Short exercise
Identify all lines in the listing that include the word "Κώδικα", and copy them out.

Dataset entries:
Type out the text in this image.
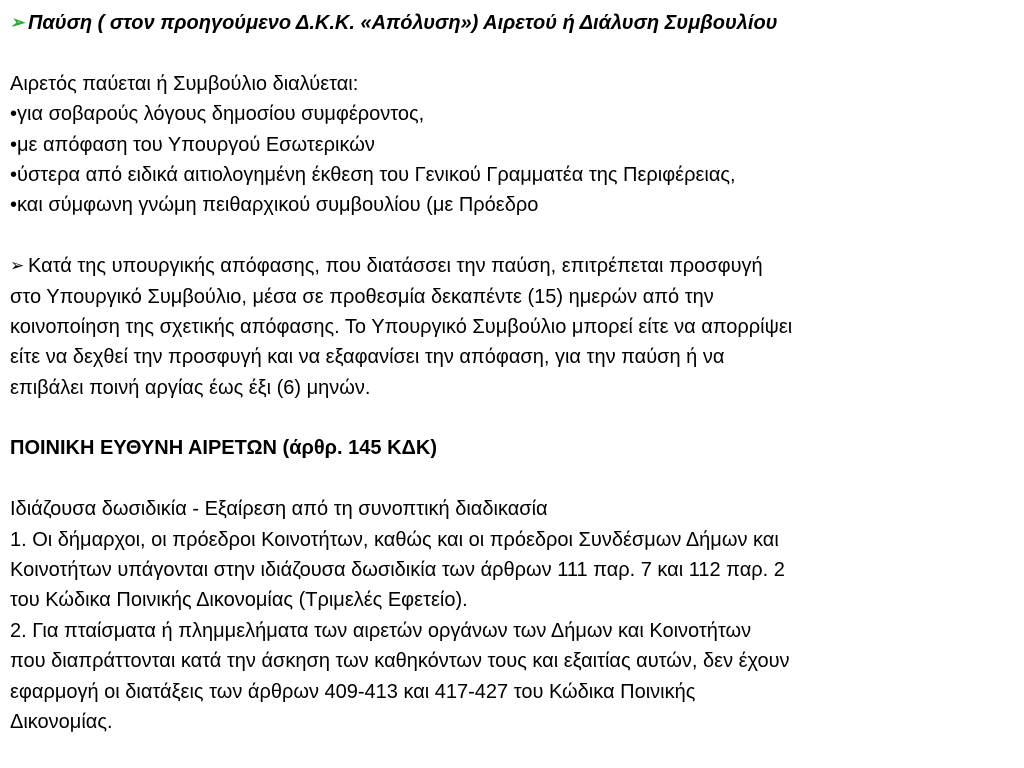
➢ Παύση ( στον προηγούμενο Δ.Κ.Κ. «Απόλυση») Αιρετού ή Διάλυση Συμβουλίου
Αιρετός παύεται ή Συμβούλιο διαλύεται:
•για σοβαρούς λόγους δημοσίου συμφέροντος,
•με απόφαση του Υπουργού Εσωτερικών
•ύστερα από ειδικά αιτιολογημένη έκθεση του Γενικού Γραμματέα της Περιφέρειας,
•και σύμφωνη γνώμη πειθαρχικού συμβουλίου (με Πρόεδρο
➢ Κατά της υπουργικής απόφασης, που διατάσσει την παύση, επιτρέπεται προσφυγή
στο Υπουργικό Συμβούλιο, μέσα σε προθεσμία δεκαπέντε (15) ημερών από την
κοινοποίηση της σχετικής απόφασης. Το Υπουργικό Συμβούλιο μπορεί είτε να απορρίψει
είτε να δεχθεί την προσφυγή και να εξαφανίσει την απόφαση, για την παύση ή να
επιβάλει ποινή αργίας έως έξι (6) μηνών.
ΠΟΙΝΙΚΗ ΕΥΘΥΝΗ ΑΙΡΕΤΩΝ (άρθρ. 145 ΚΔΚ)
Ιδιάζουσα δωσιδικία - Εξαίρεση από τη συνοπτική διαδικασία
1. Οι δήμαρχοι, οι πρόεδροι Κοινοτήτων, καθώς και οι πρόεδροι Συνδέσμων Δήμων και
Κοινοτήτων υπάγονται στην ιδιάζουσα δωσιδικία των άρθρων 111 παρ. 7 και 112 παρ. 2
του Κώδικα Ποινικής Δικονομίας (Τριμελές Εφετείο).
2. Για πταίσματα ή πλημμελήματα των αιρετών οργάνων των Δήμων και Κοινοτήτων
που διαπράττονται κατά την άσκηση των καθηκόντων τους και εξαιτίας αυτών, δεν έχουν
εφαρμογή οι διατάξεις των άρθρων 409-413 και 417-427 του Κώδικα Ποινικής
Δικονομίας.
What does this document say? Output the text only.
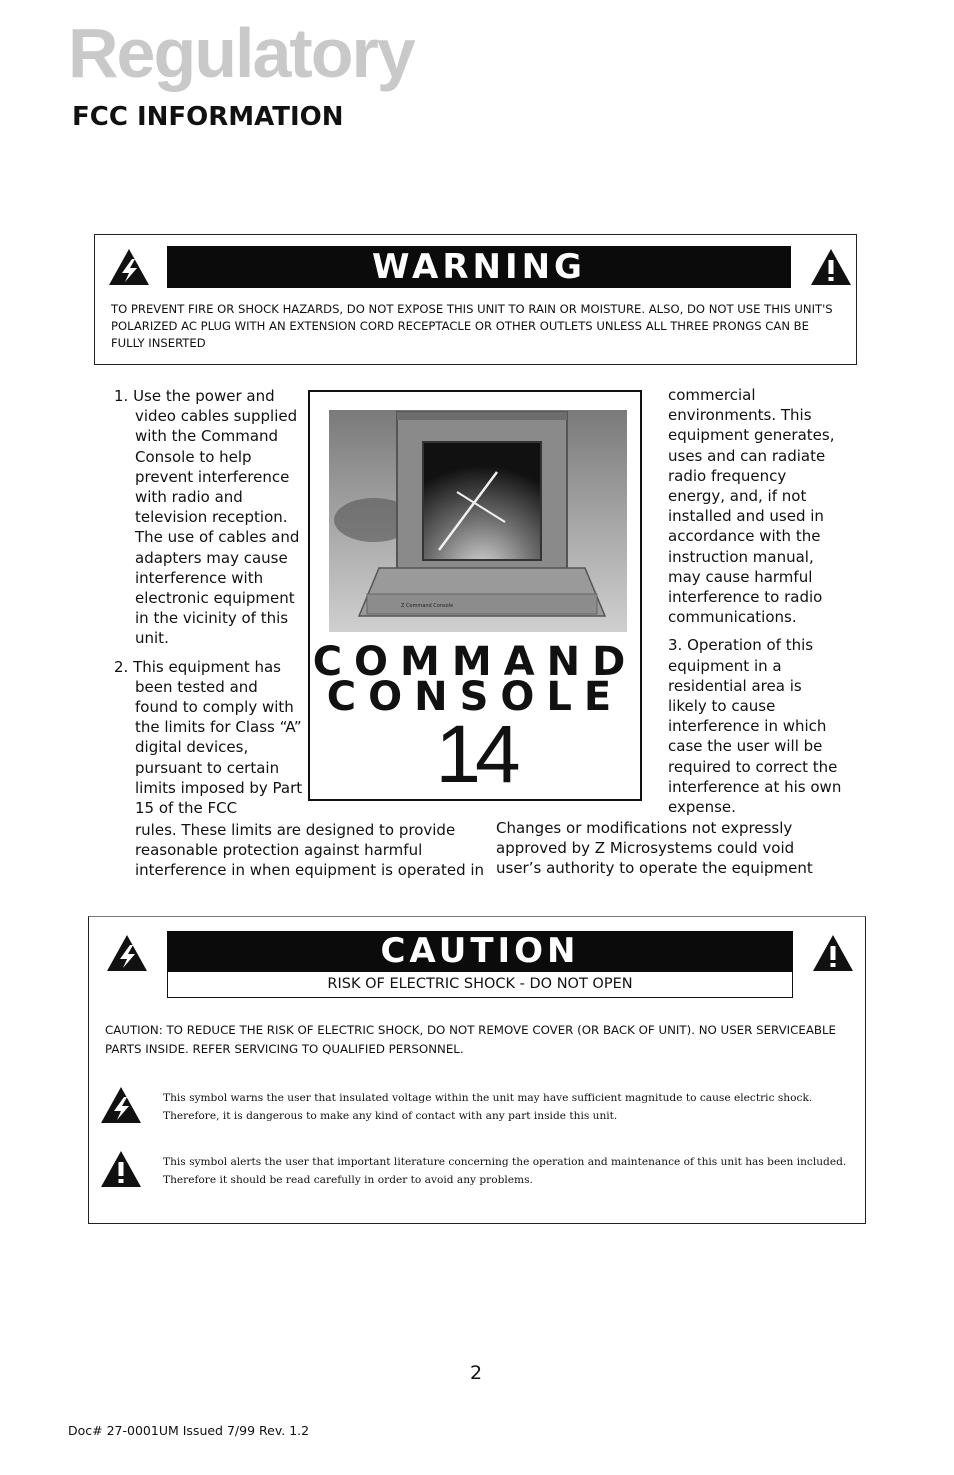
Regulatory
FCC INFORMATION
WARNING
TO PREVENT FIRE OR SHOCK HAZARDS, DO NOT EXPOSE THIS UNIT TO RAIN OR MOISTURE. ALSO, DO NOT USE THIS UNIT'S POLARIZED AC PLUG WITH AN EXTENSION CORD RECEPTACLE OR OTHER OUTLETS UNLESS ALL THREE PRONGS CAN BE FULLY INSERTED

1. Use the power and video cables supplied with the Command Console to help prevent interference with radio and television reception. The use of cables and adapters may cause interference with electronic equipment in the vicinity of this unit.

2. This equipment has been tested and found to comply with the limits for Class “A” digital devices, pursuant to certain limits imposed by Part 15 of the FCC

rules. These limits are designed to provide reasonable protection against harmful interference in when equipment is operated in

Z Command Console
COMMAND
CONSOLE
14

commercial environments. This equipment generates, uses and can radiate radio frequency energy, and, if not installed and used in accordance with the instruction manual, may cause harmful interference to radio communications.

3. Operation of this equipment in a residential area is likely to cause interference in which case the user will be required to correct the interference at his own expense.

Changes or modifications not expressly approved by Z Microsystems could void user’s authority to operate the equipment

CAUTION
RISK OF ELECTRIC SHOCK - DO NOT OPEN
CAUTION: TO REDUCE THE RISK OF ELECTRIC SHOCK, DO NOT REMOVE COVER (OR BACK OF UNIT). NO USER SERVICEABLE PARTS INSIDE. REFER SERVICING TO QUALIFIED PERSONNEL.
This symbol warns the user that insulated voltage within the unit may have sufficient magnitude to cause electric shock. Therefore, it is dangerous to make any kind of contact with any part inside this unit.
This symbol alerts the user that important literature concerning the operation and maintenance of this unit has been included. Therefore it should be read carefully in order to avoid any problems.
2
Doc# 27-0001UM Issued 7/99 Rev. 1.2
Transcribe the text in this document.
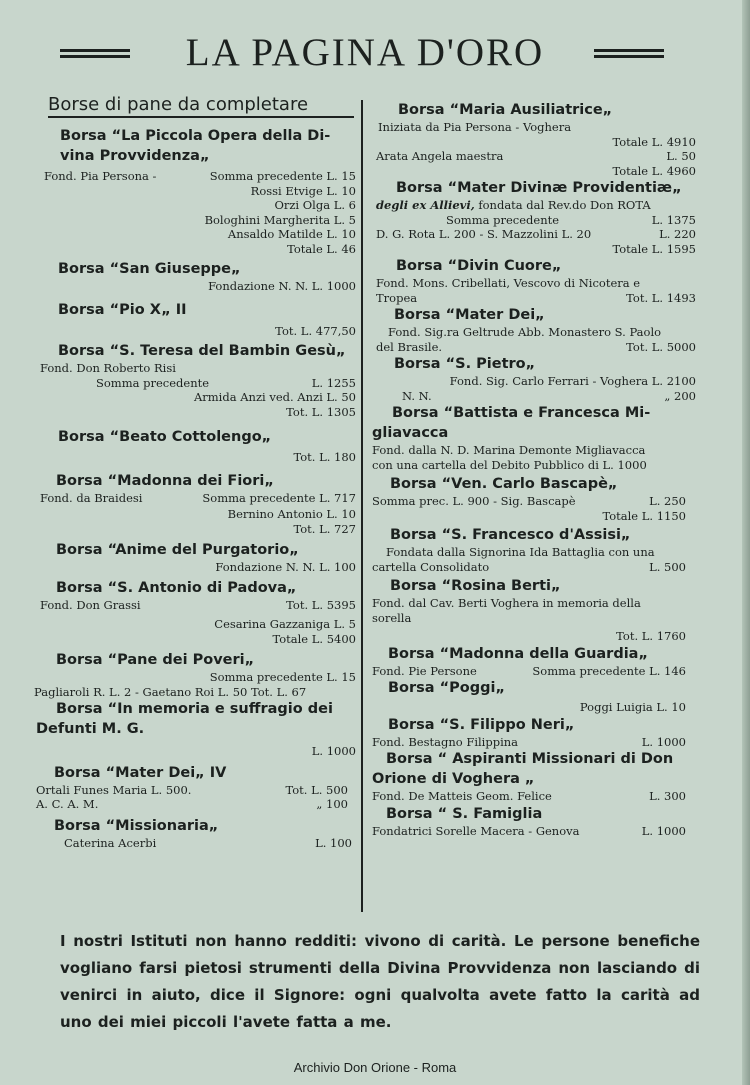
LA PAGINA D'ORO
Borse di pane da completare
Borsa “La Piccola Opera della Di-
vina Provvidenza„
Fond. Pia Persona -	Somma precedente L. 15
Rossi Etvige L. 10
Orzi Olga L. 6
Bologhini Margherita L. 5
Ansaldo Matilde L. 10
Totale L. 46
Borsa “San Giuseppe„
Fondazione N. N. L. 1000
Borsa “Pio X„ II
Tot. L. 477,50
Borsa “S. Teresa del Bambin Gesù„
Fond. Don Roberto Risi
Somma precedente	L. 1255
Armida Anzi ved. Anzi L. 50
Tot. L. 1305
Borsa “Beato Cottolengo„
Tot. L. 180
Borsa “Madonna dei Fiori„
Fond. da Braidesi	Somma precedente L. 717
Bernino Antonio L. 10
Tot. L. 727
Borsa “Anime del Purgatorio„
Fondazione N. N. L. 100
Borsa “S. Antonio di Padova„
Fond. Don Grassi	Tot. L. 5395
Cesarina Gazzaniga L. 5
Totale L. 5400
Borsa “Pane dei Poveri„
Somma precedente L. 15
Pagliaroli R. L. 2 - Gaetano Roi L. 50 Tot. L. 67
Borsa “In memoria e suffragio dei
Defunti M. G.
L. 1000
Borsa “Mater Dei„ IV
Ortali Funes Maria L. 500.	Tot. L. 500
A. C. A. M.	„ 100
Borsa “Missionaria„
Caterina Acerbi	L. 100
Borsa “Maria Ausiliatrice„
Iniziata da Pia Persona - Voghera
Totale L. 4910
Arata Angela maestra	L. 50
Totale L. 4960
Borsa “Mater Divinæ Providentiæ„
degli ex Allievi, fondata dal Rev.do Don ROTA
Somma precedente	L. 1375
D. G. Rota L. 200 - S. Mazzolini L. 20	L. 220
Totale L. 1595
Borsa “Divin Cuore„
Fond. Mons. Cribellati, Vescovo di Nicotera e
Tropea	Tot. L. 1493
Borsa “Mater Dei„
Fond. Sig.ra Geltrude Abb. Monastero S. Paolo
del Brasile.	Tot. L. 5000
Borsa “S. Pietro„
Fond. Sig. Carlo Ferrari - Voghera L. 2100
N. N.	„ 200
Borsa “Battista e Francesca Mi-
gliavacca
Fond. dalla N. D. Marina Demonte Migliavacca
con una cartella del Debito Pubblico di L. 1000
Borsa “Ven. Carlo Bascapè„
Somma prec. L. 900 - Sig. Bascapè	L. 250
Totale L. 1150
Borsa “S. Francesco d'Assisi„
Fondata dalla Signorina Ida Battaglia con una
cartella Consolidato	L. 500
Borsa “Rosina Berti„
Fond. dal Cav. Berti Voghera in memoria della
sorella
Tot. L. 1760
Borsa “Madonna della Guardia„
Fond. Pie Persone	Somma precedente L. 146
Borsa “Poggi„
Poggi Luigia L. 10
Borsa “S. Filippo Neri„
Fond. Bestagno Filippina	L. 1000
Borsa “ Aspiranti Missionari di Don
Orione di Voghera „
Fond. De Matteis Geom. Felice	L. 300
Borsa “ S. Famiglia
Fondatrici Sorelle Macera - Genova	L. 1000
I nostri Istituti non hanno redditi: vivono di carità. Le persone benefiche vogliano farsi pietosi strumenti della Divina Provvidenza non lasciando di venirci in aiuto, dice il Signore: ogni qualvolta avete fatto la carità ad uno dei miei piccoli l'avete fatta a me.
Archivio Don Orione - Roma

Written solution
του Κώδικα Ποινικής Δικονομίας (Τριμελές Εφετείο).
εφαρμογή οι διατάξεις των άρθρων 409-413 και 417-427 του Κώδικα Ποινικής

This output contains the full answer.